• [What the exercise asks] Make an exact copy of the lines, leaving the pictures out.

BEGIN Data shown

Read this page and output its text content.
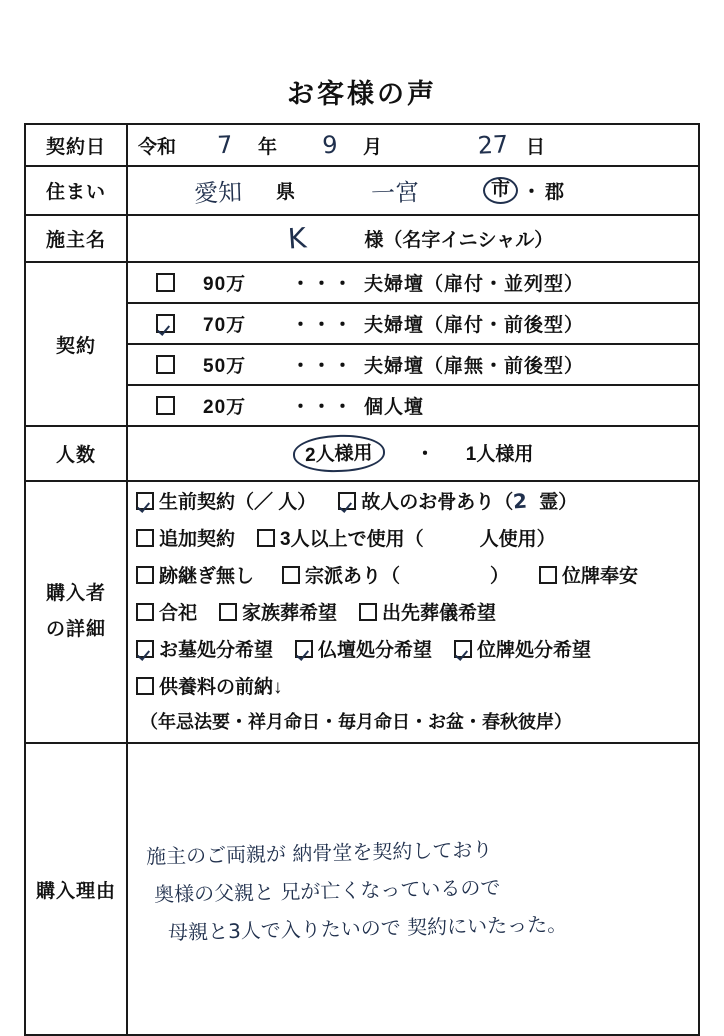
お客様の声
契約日	令和	7	年	9	月	27 日

住まい	愛知 県	一宮	市 ・ 郡

施主名	K 様（名字イニシャル）

契約	90万 ・・・ 夫婦壇（扉付・並列型）

	70万 ・・・ 夫婦壇（扉付・前後型）

	50万 ・・・ 夫婦壇（扉無・前後型）

	20万 ・・・ 個人壇

人数	2人様用 ・ 1人様用

購入者
の詳細

生前契約（ ／ 人） 故人のお骨あり（ 2 霊）
追加契約 3人以上で使用（	人使用）
跡継ぎ無し	宗派あり（	）	位牌奉安
合祀 家族葬希望 出先葬儀希望
お墓処分希望 仏壇処分希望 位牌処分希望
供養料の前納↓
（年忌法要・祥月命日・毎月命日・お盆・春秋彼岸）

購入理由	施主のご両親が 納骨堂を契約しており
奥様の父親と 兄が亡くなっているので
母親と3人で入りたいので 契約にいたった。
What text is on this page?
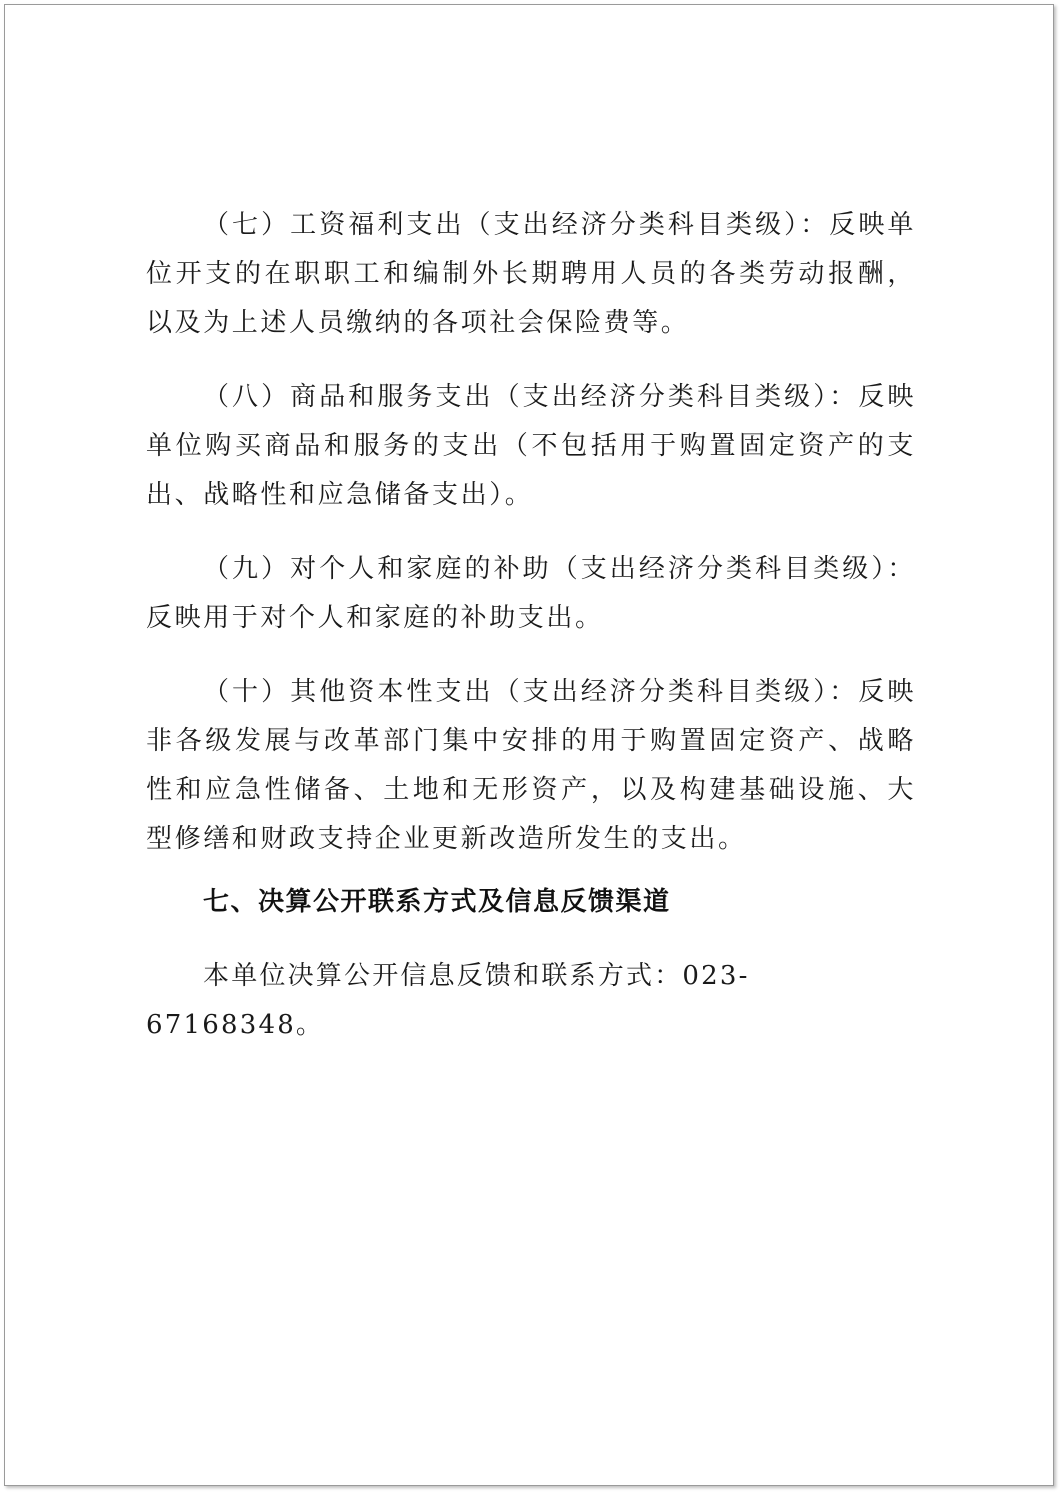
（七）工资福利支出（支出经济分类科目类级）：反映单位开支的在职职工和编制外长期聘用人员的各类劳动报酬，以及为上述人员缴纳的各项社会保险费等。

（八）商品和服务支出（支出经济分类科目类级）：反映单位购买商品和服务的支出（不包括用于购置固定资产的支出、战略性和应急储备支出）。

（九）对个人和家庭的补助（支出经济分类科目类级）：反映用于对个人和家庭的补助支出。

（十）其他资本性支出（支出经济分类科目类级）：反映非各级发展与改革部门集中安排的用于购置固定资产、战略性和应急性储备、土地和无形资产，以及构建基础设施、大型修缮和财政支持企业更新改造所发生的支出。

七、决算公开联系方式及信息反馈渠道

本单位决算公开信息反馈和联系方式：023-67168348。
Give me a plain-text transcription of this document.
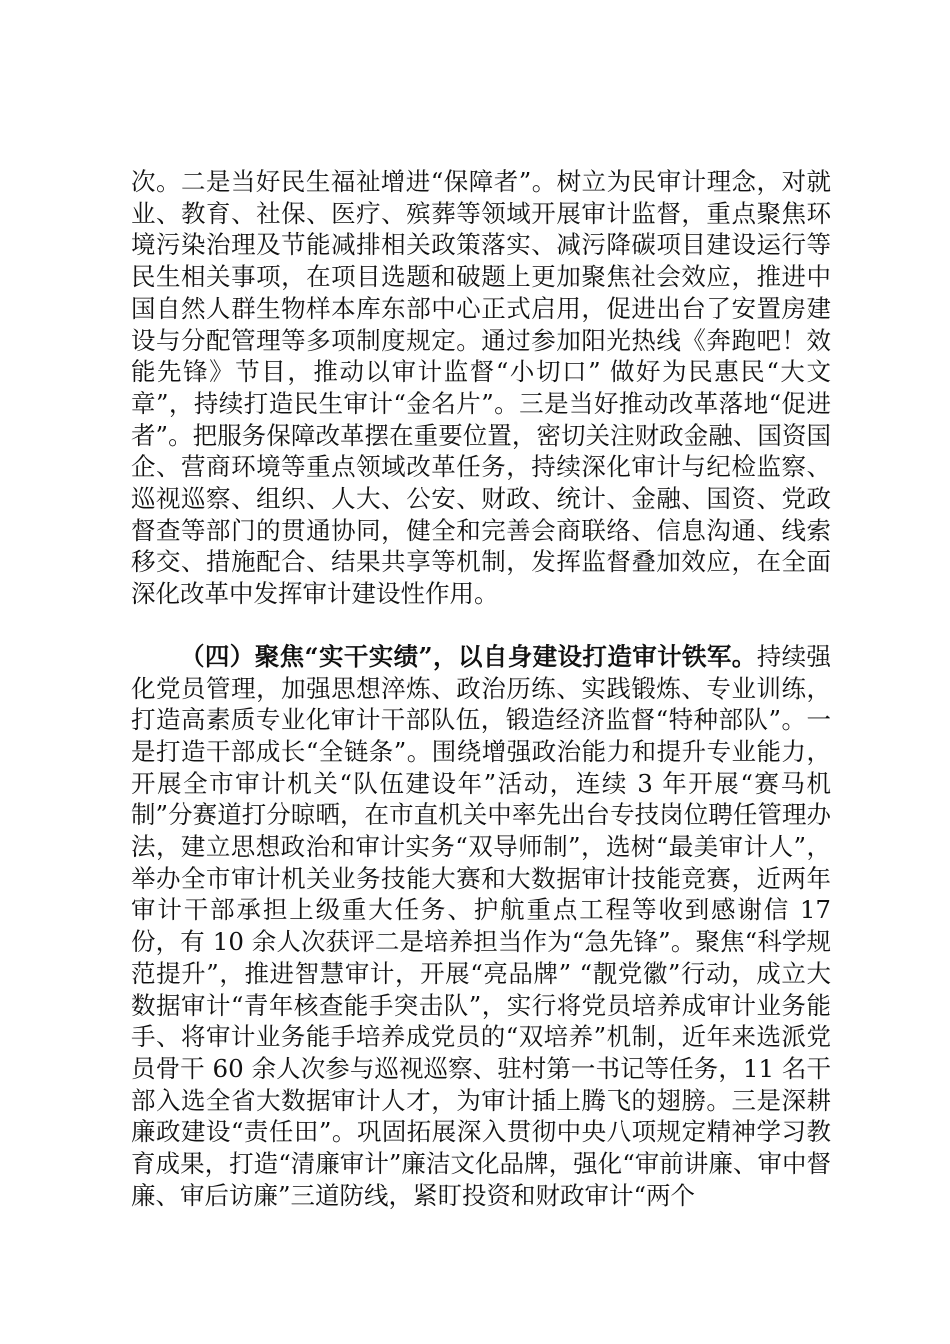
次。二是当好民生福祉增进“保障者”。树立为民审计理念，对就业、教育、社保、医疗、殡葬等领域开展审计监督，重点聚焦环境污染治理及节能减排相关政策落实、减污降碳项目建设运行等民生相关事项，在项目选题和破题上更加聚焦社会效应，推进中国自然人群生物样本库东部中心正式启用，促进出台了安置房建设与分配管理等多项制度规定。通过参加阳光热线《奔跑吧！效能先锋》节目，推动以审计监督“小切口” 做好为民惠民“大文章”，持续打造民生审计“金名片”。三是当好推动改革落地“促进者”。把服务保障改革摆在重要位置，密切关注财政金融、国资国企、营商环境等重点领域改革任务，持续深化审计与纪检监察、巡视巡察、组织、人大、公安、财政、统计、金融、国资、党政督查等部门的贯通协同，健全和完善会商联络、信息沟通、线索移交、措施配合、结果共享等机制，发挥监督叠加效应，在全面深化改革中发挥审计建设性作用。

（四）聚焦“实干实绩”，以自身建设打造审计铁军。持续强化党员管理，加强思想淬炼、政治历练、实践锻炼、专业训练，打造高素质专业化审计干部队伍，锻造经济监督“特种部队”。一是打造干部成长“全链条”。围绕增强政治能力和提升专业能力，开展全市审计机关“队伍建设年”活动，连续 3 年开展“赛马机制”分赛道打分晾晒，在市直机关中率先出台专技岗位聘任管理办法，建立思想政治和审计实务“双导师制”，选树“最美审计人”，举办全市审计机关业务技能大赛和大数据审计技能竞赛，近两年审计干部承担上级重大任务、护航重点工程等收到感谢信 17 份，有 10 余人次获评二是培养担当作为“急先锋”。聚焦“科学规范提升”，推进智慧审计，开展“亮品牌” “靓党徽”行动，成立大数据审计“青年核查能手突击队”，实行将党员培养成审计业务能手、将审计业务能手培养成党员的“双培养”机制，近年来选派党员骨干 60 余人次参与巡视巡察、驻村第一书记等任务，11 名干部入选全省大数据审计人才，为审计插上腾飞的翅膀。三是深耕廉政建设“责任田”。巩固拓展深入贯彻中央八项规定精神学习教育成果，打造“清廉审计”廉洁文化品牌，强化“审前讲廉、审中督廉、审后访廉”三道防线，紧盯投资和财政审计“两个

END Data shown

• [Problem solution]
Read this page and output its text content.
お客様の声
契約日	令和	7	年	9	月	27 日

住まい	愛知 県	一宮	市 ・ 郡

施主名	K 様（名字イニシャル）

契約	90万 ・・・ 夫婦壇（扉付・並列型）

	70万 ・・・ 夫婦壇（扉付・前後型）

	50万 ・・・ 夫婦壇（扉無・前後型）

	20万 ・・・ 個人壇

人数	2人様用 ・ 1人様用

購入者
の詳細

生前契約（ ／ 人） 故人のお骨あり（ 2 霊）
追加契約 3人以上で使用（	人使用）
跡継ぎ無し	宗派あり（	）	位牌奉安
合祀 家族葬希望 出先葬儀希望
お墓処分希望 仏壇処分希望 位牌処分希望
供養料の前納↓
（年忌法要・祥月命日・毎月命日・お盆・春秋彼岸）

購入理由	施主のご両親が 納骨堂を契約しており
奥様の父親と 兄が亡くなっているので
母親と3人で入りたいので 契約にいたった。
What text is on this page?
（七）工资福利支出（支出经济分类科目类级）：反映单位开支的在职职工和编制外长期聘用人员的各类劳动报酬，以及为上述人员缴纳的各项社会保险费等。

（八）商品和服务支出（支出经济分类科目类级）：反映单位购买商品和服务的支出（不包括用于购置固定资产的支出、战略性和应急储备支出）。

（九）对个人和家庭的补助（支出经济分类科目类级）：反映用于对个人和家庭的补助支出。

（十）其他资本性支出（支出经济分类科目类级）：反映非各级发展与改革部门集中安排的用于购置固定资产、战略性和应急性储备、土地和无形资产，以及构建基础设施、大型修缮和财政支持企业更新改造所发生的支出。

七、决算公开联系方式及信息反馈渠道

本单位决算公开信息反馈和联系方式：023-67168348。
Give me a plain-text transcription of this document.
次。二是当好民生福祉增进“保障者”。树立为民审计理念，对就业、教育、社保、医疗、殡葬等领域开展审计监督，重点聚焦环境污染治理及节能减排相关政策落实、减污降碳项目建设运行等民生相关事项，在项目选题和破题上更加聚焦社会效应，推进中国自然人群生物样本库东部中心正式启用，促进出台了安置房建设与分配管理等多项制度规定。通过参加阳光热线《奔跑吧！效能先锋》节目，推动以审计监督“小切口” 做好为民惠民“大文章”，持续打造民生审计“金名片”。三是当好推动改革落地“促进者”。把服务保障改革摆在重要位置，密切关注财政金融、国资国企、营商环境等重点领域改革任务，持续深化审计与纪检监察、巡视巡察、组织、人大、公安、财政、统计、金融、国资、党政督查等部门的贯通协同，健全和完善会商联络、信息沟通、线索移交、措施配合、结果共享等机制，发挥监督叠加效应，在全面深化改革中发挥审计建设性作用。

（四）聚焦“实干实绩”，以自身建设打造审计铁军。持续强化党员管理，加强思想淬炼、政治历练、实践锻炼、专业训练，打造高素质专业化审计干部队伍，锻造经济监督“特种部队”。一是打造干部成长“全链条”。围绕增强政治能力和提升专业能力，开展全市审计机关“队伍建设年”活动，连续 3 年开展“赛马机制”分赛道打分晾晒，在市直机关中率先出台专技岗位聘任管理办法，建立思想政治和审计实务“双导师制”，选树“最美审计人”，举办全市审计机关业务技能大赛和大数据审计技能竞赛，近两年审计干部承担上级重大任务、护航重点工程等收到感谢信 17 份，有 10 余人次获评二是培养担当作为“急先锋”。聚焦“科学规范提升”，推进智慧审计，开展“亮品牌” “靓党徽”行动，成立大数据审计“青年核查能手突击队”，实行将党员培养成审计业务能手、将审计业务能手培养成党员的“双培养”机制，近年来选派党员骨干 60 余人次参与巡视巡察、驻村第一书记等任务，11 名干部入选全省大数据审计人才，为审计插上腾飞的翅膀。三是深耕廉政建设“责任田”。巩固拓展深入贯彻中央八项规定精神学习教育成果，打造“清廉审计”廉洁文化品牌，强化“审前讲廉、审中督廉、审后访廉”三道防线，紧盯投资和财政审计“两个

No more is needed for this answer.